(Extracts from a graphics dataset)
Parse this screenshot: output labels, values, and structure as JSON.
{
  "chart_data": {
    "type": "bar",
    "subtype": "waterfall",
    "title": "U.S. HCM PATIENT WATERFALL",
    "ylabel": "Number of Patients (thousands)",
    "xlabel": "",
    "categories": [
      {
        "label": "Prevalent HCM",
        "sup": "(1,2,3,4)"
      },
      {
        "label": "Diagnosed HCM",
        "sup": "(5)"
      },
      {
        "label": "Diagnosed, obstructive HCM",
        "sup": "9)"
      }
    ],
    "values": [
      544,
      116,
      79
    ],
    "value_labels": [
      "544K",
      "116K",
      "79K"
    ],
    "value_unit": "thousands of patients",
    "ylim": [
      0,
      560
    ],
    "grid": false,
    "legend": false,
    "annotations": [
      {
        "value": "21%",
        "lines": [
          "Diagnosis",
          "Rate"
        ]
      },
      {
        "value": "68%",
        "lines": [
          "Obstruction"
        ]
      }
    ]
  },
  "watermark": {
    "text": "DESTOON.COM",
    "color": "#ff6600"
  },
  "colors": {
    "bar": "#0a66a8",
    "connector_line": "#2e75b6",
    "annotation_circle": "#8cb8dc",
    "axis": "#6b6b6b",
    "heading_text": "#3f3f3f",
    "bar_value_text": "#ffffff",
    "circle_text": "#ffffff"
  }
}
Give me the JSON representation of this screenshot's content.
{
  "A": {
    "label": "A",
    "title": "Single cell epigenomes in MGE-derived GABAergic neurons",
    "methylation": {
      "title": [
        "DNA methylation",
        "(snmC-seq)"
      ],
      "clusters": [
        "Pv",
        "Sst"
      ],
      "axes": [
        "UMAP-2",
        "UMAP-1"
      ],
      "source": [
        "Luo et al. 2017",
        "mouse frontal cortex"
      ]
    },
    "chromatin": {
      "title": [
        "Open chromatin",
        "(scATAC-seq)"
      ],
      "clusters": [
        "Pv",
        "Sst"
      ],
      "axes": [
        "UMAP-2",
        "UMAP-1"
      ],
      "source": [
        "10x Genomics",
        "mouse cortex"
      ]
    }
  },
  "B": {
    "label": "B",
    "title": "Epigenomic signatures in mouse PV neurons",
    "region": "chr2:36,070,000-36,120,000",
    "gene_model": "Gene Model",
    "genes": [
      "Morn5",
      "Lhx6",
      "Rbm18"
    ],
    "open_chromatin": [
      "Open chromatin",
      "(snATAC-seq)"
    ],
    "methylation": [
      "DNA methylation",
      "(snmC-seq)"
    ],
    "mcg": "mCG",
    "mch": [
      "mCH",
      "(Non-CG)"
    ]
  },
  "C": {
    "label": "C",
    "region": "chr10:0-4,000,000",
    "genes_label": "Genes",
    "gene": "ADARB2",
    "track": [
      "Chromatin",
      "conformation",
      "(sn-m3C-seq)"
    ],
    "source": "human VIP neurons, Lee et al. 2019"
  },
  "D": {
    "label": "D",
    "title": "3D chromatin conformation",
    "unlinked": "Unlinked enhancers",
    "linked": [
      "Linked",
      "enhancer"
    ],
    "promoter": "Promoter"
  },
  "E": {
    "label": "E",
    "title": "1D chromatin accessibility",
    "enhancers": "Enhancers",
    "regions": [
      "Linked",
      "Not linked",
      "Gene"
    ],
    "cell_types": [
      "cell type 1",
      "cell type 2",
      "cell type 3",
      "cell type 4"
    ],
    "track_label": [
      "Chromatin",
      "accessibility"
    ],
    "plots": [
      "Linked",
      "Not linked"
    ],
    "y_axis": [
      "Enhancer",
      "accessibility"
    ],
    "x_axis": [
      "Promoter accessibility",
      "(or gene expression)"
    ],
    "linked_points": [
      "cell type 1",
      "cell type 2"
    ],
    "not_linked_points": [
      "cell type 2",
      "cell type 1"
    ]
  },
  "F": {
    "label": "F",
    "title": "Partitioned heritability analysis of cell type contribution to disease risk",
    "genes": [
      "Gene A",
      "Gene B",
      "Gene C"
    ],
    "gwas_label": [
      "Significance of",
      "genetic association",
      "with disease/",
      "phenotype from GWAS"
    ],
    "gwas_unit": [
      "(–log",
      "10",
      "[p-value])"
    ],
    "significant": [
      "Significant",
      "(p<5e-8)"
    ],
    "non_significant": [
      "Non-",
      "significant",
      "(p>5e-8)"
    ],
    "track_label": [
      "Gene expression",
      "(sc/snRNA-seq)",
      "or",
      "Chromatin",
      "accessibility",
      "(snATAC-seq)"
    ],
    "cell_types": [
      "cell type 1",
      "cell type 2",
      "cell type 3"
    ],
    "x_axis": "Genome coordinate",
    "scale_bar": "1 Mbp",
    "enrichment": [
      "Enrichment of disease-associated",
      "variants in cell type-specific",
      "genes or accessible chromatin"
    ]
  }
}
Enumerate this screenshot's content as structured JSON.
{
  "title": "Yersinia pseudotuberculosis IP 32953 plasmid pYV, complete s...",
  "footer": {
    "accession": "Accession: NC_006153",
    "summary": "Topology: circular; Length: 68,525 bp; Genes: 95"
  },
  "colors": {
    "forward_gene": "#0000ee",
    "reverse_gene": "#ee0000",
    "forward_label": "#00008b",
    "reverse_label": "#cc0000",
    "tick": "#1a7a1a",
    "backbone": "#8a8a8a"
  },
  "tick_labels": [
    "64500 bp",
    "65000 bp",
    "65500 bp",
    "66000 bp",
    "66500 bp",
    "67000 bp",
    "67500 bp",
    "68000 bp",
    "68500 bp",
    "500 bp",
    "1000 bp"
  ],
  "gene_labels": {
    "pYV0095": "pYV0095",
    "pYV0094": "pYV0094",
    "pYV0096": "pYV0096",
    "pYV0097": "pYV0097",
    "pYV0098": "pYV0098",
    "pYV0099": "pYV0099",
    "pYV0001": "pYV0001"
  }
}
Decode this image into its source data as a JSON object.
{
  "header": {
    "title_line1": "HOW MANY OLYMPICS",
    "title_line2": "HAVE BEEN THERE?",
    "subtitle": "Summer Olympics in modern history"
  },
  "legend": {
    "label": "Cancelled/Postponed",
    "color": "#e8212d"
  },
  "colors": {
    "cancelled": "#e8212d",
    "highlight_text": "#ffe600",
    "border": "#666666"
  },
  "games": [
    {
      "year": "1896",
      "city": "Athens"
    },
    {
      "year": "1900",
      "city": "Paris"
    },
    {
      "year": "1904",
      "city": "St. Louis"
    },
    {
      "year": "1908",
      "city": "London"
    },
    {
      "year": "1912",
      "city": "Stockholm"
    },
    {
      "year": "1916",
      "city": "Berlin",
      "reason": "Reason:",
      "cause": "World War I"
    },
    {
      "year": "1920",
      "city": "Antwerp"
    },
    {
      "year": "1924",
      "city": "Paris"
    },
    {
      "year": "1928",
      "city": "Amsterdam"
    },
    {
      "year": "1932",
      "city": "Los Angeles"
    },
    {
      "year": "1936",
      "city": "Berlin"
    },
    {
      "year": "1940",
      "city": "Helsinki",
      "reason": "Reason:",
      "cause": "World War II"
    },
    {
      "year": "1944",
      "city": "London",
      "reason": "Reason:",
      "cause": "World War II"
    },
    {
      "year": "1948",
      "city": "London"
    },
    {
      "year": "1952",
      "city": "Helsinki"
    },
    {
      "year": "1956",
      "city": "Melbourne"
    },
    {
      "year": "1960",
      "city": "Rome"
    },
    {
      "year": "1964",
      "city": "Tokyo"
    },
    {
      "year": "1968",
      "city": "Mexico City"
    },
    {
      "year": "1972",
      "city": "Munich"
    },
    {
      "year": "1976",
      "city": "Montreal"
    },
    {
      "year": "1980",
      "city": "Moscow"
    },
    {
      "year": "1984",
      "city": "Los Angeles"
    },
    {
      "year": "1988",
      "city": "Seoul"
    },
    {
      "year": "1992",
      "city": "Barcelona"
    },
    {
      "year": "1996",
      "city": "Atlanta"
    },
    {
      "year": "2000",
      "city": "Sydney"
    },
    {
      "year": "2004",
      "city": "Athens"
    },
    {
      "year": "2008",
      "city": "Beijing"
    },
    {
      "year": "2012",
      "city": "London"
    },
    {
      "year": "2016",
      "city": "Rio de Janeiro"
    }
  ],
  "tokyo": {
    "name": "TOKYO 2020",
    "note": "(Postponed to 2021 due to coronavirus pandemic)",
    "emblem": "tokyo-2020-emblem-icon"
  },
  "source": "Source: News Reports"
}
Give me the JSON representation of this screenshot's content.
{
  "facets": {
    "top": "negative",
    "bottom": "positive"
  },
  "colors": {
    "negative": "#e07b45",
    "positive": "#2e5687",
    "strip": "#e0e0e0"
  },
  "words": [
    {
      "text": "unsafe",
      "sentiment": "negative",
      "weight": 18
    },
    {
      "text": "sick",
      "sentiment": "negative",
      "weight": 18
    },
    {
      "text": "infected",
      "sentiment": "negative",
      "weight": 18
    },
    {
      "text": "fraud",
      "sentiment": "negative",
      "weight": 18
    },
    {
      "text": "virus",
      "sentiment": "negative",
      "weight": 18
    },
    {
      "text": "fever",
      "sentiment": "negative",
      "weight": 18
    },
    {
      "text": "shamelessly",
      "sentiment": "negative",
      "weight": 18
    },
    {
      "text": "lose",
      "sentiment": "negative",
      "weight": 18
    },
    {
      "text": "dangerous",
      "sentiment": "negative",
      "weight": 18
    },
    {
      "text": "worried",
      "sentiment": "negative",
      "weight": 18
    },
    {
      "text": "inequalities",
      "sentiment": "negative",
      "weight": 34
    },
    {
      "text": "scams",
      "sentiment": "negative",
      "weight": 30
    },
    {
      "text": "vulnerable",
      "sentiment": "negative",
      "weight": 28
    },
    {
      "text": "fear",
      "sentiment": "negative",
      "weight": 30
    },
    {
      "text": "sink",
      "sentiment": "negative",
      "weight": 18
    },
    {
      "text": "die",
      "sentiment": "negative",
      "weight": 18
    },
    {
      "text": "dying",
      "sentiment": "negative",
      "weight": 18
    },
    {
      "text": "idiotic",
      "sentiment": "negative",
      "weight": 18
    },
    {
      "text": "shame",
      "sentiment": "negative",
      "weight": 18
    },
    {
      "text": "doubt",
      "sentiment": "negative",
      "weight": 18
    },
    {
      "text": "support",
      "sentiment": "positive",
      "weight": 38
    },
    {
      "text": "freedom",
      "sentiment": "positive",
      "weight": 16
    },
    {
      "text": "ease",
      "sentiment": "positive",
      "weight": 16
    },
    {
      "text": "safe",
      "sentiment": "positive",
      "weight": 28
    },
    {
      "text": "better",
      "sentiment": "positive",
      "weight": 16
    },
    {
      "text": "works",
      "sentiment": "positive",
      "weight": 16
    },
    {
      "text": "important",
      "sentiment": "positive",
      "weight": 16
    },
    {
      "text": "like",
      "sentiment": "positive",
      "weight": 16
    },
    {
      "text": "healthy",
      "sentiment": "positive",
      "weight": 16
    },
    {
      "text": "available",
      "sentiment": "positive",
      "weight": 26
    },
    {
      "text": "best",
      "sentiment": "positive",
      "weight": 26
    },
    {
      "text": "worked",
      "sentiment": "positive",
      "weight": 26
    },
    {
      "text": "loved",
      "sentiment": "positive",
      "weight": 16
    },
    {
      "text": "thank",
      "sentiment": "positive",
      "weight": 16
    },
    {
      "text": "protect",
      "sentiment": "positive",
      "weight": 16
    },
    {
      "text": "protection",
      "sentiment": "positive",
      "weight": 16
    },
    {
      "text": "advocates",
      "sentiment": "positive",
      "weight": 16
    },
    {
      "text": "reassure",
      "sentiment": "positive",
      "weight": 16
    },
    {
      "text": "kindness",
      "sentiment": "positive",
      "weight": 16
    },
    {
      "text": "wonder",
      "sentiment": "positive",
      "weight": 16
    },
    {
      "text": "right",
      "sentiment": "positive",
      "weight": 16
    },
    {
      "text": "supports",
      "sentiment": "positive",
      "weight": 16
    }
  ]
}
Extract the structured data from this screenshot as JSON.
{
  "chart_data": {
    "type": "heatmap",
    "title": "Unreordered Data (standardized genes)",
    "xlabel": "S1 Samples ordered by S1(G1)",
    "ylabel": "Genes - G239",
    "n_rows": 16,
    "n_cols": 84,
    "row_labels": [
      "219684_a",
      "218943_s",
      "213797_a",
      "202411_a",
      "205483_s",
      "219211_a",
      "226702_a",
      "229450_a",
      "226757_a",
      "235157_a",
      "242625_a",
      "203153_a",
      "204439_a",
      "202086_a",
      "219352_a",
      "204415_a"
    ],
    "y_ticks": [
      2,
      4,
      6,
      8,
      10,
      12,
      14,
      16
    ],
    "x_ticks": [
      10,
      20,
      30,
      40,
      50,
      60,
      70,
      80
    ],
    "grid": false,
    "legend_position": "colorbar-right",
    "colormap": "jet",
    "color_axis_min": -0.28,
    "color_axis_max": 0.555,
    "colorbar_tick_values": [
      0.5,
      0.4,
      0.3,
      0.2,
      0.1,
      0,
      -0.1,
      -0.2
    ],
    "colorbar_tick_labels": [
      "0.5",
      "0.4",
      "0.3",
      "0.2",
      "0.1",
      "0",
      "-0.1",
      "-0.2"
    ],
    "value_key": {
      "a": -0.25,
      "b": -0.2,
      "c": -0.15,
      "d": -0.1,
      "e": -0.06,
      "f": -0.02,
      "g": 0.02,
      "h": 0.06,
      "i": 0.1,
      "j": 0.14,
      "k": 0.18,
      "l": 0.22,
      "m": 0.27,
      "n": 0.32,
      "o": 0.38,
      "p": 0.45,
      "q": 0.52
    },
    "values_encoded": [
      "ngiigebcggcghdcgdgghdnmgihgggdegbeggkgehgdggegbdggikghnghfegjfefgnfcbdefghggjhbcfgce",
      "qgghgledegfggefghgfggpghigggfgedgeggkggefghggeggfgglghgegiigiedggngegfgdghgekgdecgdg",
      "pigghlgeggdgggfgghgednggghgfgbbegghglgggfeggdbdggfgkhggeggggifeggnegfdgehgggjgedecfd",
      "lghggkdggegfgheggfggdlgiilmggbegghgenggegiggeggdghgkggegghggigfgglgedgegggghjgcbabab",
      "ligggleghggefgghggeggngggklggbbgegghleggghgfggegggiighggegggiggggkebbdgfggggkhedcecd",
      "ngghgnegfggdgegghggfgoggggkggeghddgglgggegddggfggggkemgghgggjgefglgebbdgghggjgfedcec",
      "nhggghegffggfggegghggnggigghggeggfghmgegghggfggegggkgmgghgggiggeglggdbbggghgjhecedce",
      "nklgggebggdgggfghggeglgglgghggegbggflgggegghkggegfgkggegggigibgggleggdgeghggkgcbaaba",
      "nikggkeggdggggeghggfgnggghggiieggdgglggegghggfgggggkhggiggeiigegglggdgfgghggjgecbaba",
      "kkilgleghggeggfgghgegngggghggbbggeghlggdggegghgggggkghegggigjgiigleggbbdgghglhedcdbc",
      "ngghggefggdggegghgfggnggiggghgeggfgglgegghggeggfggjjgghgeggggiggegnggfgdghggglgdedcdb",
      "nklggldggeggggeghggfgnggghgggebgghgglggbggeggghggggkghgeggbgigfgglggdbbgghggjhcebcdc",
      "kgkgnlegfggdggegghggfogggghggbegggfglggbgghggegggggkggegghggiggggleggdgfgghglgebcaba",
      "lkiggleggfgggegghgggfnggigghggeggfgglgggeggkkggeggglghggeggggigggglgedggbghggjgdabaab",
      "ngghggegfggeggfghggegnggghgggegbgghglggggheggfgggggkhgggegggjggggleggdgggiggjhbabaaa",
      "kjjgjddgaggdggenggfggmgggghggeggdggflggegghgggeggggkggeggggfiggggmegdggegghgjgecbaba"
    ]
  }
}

Work instruction: From the records above, pick out and copy each line holding the word "Promoter".

Answer section:
    "promoter": "Promoter"
      "Promoter accessibility",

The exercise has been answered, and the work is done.